Can you restate the records below word for word?
— Start of SOURCE RECORDS —
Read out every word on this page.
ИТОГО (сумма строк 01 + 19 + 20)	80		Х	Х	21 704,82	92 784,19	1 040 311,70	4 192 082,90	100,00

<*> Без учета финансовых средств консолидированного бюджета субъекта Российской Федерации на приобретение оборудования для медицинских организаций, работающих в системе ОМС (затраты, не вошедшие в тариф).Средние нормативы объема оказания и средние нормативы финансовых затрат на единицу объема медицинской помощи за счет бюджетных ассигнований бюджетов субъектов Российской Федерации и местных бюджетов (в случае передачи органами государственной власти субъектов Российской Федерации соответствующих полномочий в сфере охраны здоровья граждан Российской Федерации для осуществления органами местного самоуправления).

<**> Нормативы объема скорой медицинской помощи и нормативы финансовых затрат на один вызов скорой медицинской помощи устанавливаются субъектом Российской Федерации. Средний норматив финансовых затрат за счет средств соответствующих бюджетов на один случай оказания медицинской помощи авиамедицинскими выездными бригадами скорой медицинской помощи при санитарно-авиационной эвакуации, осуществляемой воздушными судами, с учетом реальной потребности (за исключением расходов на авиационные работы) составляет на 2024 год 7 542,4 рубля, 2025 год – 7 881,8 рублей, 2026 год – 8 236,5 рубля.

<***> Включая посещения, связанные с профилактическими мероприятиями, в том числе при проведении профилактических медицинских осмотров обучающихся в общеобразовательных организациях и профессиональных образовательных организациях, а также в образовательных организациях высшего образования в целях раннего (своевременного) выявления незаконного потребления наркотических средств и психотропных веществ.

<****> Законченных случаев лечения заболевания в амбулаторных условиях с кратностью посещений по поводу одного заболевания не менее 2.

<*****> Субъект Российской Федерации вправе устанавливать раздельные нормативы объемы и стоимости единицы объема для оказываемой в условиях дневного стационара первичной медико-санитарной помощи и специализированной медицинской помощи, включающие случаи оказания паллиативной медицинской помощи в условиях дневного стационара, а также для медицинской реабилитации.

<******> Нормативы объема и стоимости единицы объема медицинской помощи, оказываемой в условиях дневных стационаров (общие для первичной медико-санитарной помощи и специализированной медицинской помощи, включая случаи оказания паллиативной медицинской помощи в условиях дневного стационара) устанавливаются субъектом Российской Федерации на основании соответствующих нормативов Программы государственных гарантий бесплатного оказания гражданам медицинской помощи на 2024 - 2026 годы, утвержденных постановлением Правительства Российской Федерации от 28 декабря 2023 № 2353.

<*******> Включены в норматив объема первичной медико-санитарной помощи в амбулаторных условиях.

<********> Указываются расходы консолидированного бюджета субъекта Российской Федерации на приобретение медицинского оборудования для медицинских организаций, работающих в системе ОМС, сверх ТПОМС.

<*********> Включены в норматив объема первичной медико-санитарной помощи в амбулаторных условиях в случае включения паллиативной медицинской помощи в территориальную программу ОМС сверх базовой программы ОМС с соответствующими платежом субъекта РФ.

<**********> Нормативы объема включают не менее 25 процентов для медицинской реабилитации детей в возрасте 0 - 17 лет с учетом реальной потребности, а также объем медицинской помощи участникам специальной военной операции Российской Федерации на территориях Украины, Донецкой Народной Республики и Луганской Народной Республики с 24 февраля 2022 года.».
— End of SOURCE RECORDS —
# THE ANSWER
Read out every word on this page.
ИТОГО (сумма строк 01 + 19 + 20)	80		Х	Х	21 704,82	92 784,19	1 040 311,70	4 192 082,90	100,00

<*> Без учета финансовых средств консолидированного бюджета субъекта Российской Федерации на приобретение оборудования для медицинских организаций, работающих в системе ОМС (затраты, не вошедшие в тариф).Средние нормативы объема оказания и средние нормативы финансовых затрат на единицу объема медицинской помощи за счет бюджетных ассигнований бюджетов субъектов Российской Федерации и местных бюджетов (в случае передачи органами государственной власти субъектов Российской Федерации соответствующих полномочий в сфере охраны здоровья граждан Российской Федерации для осуществления органами местного самоуправления).

<**> Нормативы объема скорой медицинской помощи и нормативы финансовых затрат на один вызов скорой медицинской помощи устанавливаются субъектом Российской Федерации. Средний норматив финансовых затрат за счет средств соответствующих бюджетов на один случай оказания медицинской помощи авиамедицинскими выездными бригадами скорой медицинской помощи при санитарно-авиационной эвакуации, осуществляемой воздушными судами, с учетом реальной потребности (за исключением расходов на авиационные работы) составляет на 2024 год 7 542,4 рубля, 2025 год – 7 881,8 рублей, 2026 год – 8 236,5 рубля.

<***> Включая посещения, связанные с профилактическими мероприятиями, в том числе при проведении профилактических медицинских осмотров обучающихся в общеобразовательных организациях и профессиональных образовательных организациях, а также в образовательных организациях высшего образования в целях раннего (своевременного) выявления незаконного потребления наркотических средств и психотропных веществ.

<****> Законченных случаев лечения заболевания в амбулаторных условиях с кратностью посещений по поводу одного заболевания не менее 2.

<*****> Субъект Российской Федерации вправе устанавливать раздельные нормативы объемы и стоимости единицы объема для оказываемой в условиях дневного стационара первичной медико-санитарной помощи и специализированной медицинской помощи, включающие случаи оказания паллиативной медицинской помощи в условиях дневного стационара, а также для медицинской реабилитации.

<******> Нормативы объема и стоимости единицы объема медицинской помощи, оказываемой в условиях дневных стационаров (общие для первичной медико-санитарной помощи и специализированной медицинской помощи, включая случаи оказания паллиативной медицинской помощи в условиях дневного стационара) устанавливаются субъектом Российской Федерации на основании соответствующих нормативов Программы государственных гарантий бесплатного оказания гражданам медицинской помощи на 2024 - 2026 годы, утвержденных постановлением Правительства Российской Федерации от 28 декабря 2023 № 2353.

<*******> Включены в норматив объема первичной медико-санитарной помощи в амбулаторных условиях.

<********> Указываются расходы консолидированного бюджета субъекта Российской Федерации на приобретение медицинского оборудования для медицинских организаций, работающих в системе ОМС, сверх ТПОМС.

<*********> Включены в норматив объема первичной медико-санитарной помощи в амбулаторных условиях в случае включения паллиативной медицинской помощи в территориальную программу ОМС сверх базовой программы ОМС с соответствующими платежом субъекта РФ.

<**********> Нормативы объема включают не менее 25 процентов для медицинской реабилитации детей в возрасте 0 - 17 лет с учетом реальной потребности, а также объем медицинской помощи участникам специальной военной операции Российской Федерации на территориях Украины, Донецкой Народной Республики и Луганской Народной Республики с 24 февраля 2022 года.».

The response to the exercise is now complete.